Problem requirements:
Pick out each line with the word "varia" from the material that follows.

START Given data

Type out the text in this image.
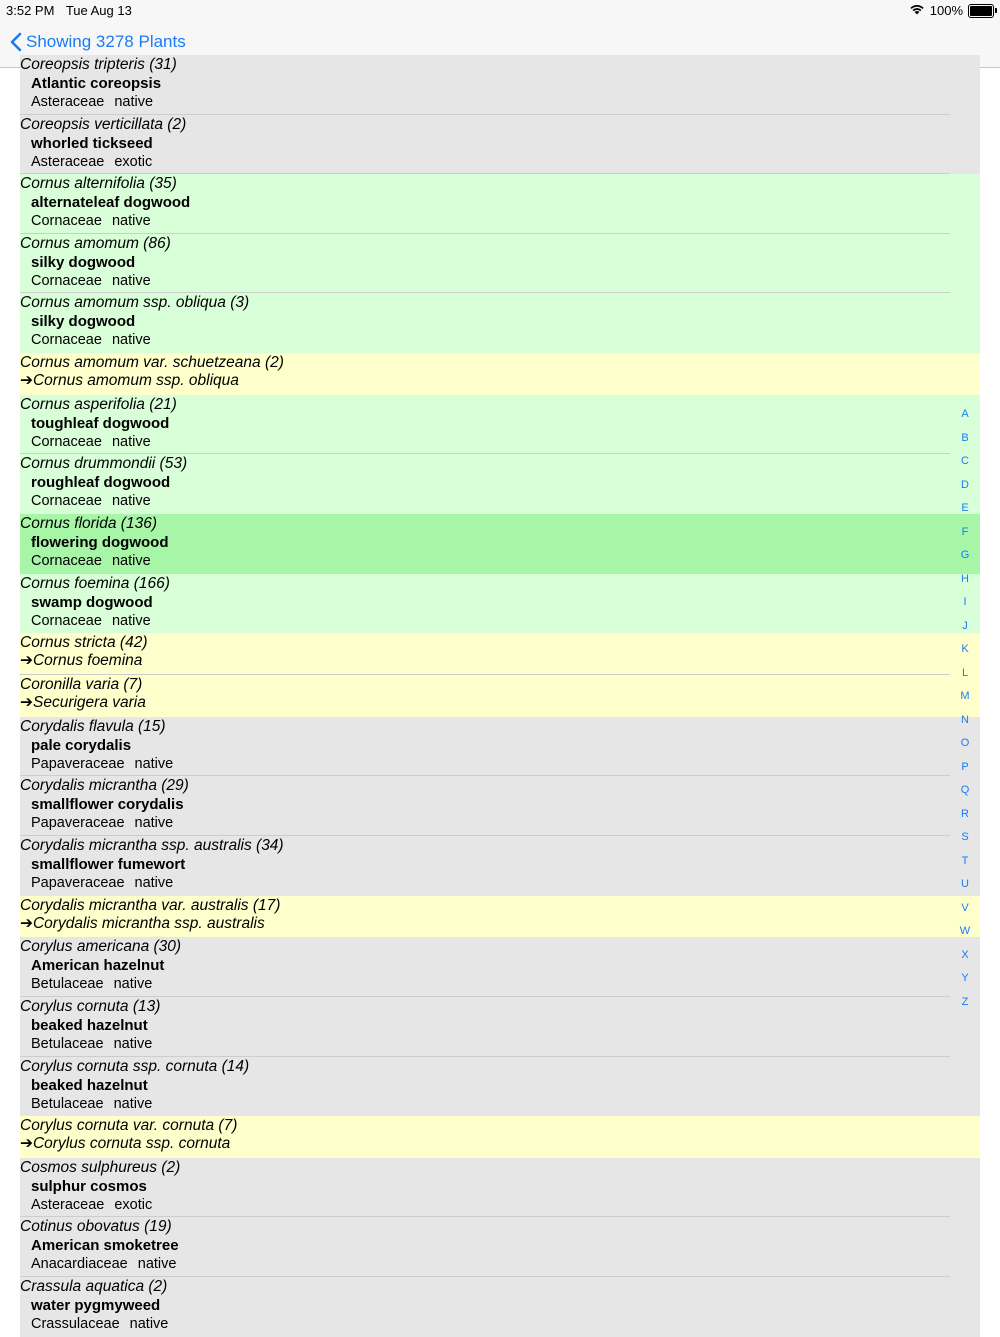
3:52 PM Tue Aug 13	100%
Showing 3278 Plants
Coreopsis tripteris (31)
Atlantic coreopsis
Asteraceae native
Coreopsis verticillata (2)
whorled tickseed
Asteraceae exotic
Cornus alternifolia (35)
alternateleaf dogwood
Cornaceae native
Cornus amomum (86)
silky dogwood
Cornaceae native
Cornus amomum ssp. obliqua (3)
silky dogwood
Cornaceae native
Cornus amomum var. schuetzeana (2)
➔Cornus amomum ssp. obliqua
Cornus asperifolia (21)
toughleaf dogwood
Cornaceae native
Cornus drummondii (53)
roughleaf dogwood
Cornaceae native
Cornus florida (136)
flowering dogwood
Cornaceae native
Cornus foemina (166)
swamp dogwood
Cornaceae native
Cornus stricta (42)
➔Cornus foemina
Coronilla varia (7)
➔Securigera varia
Corydalis flavula (15)
pale corydalis
Papaveraceae native
Corydalis micrantha (29)
smallflower corydalis
Papaveraceae native
Corydalis micrantha ssp. australis (34)
smallflower fumewort
Papaveraceae native
Corydalis micrantha var. australis (17)
➔Corydalis micrantha ssp. australis
Corylus americana (30)
American hazelnut
Betulaceae native
Corylus cornuta (13)
beaked hazelnut
Betulaceae native
Corylus cornuta ssp. cornuta (14)
beaked hazelnut
Betulaceae native
Corylus cornuta var. cornuta (7)
➔Corylus cornuta ssp. cornuta
Cosmos sulphureus (2)
sulphur cosmos
Asteraceae exotic
Cotinus obovatus (19)
American smoketree
Anacardiaceae native
Crassula aquatica (2)
water pygmyweed
Crassulaceae native
A
B
C
D
E
F
G
H
I
J
K
L
M
N
O
P
Q
R
S
T
U
V
W
X
Y
Z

END Given data

Finished task:
Coronilla varia (7)
➔Securigera varia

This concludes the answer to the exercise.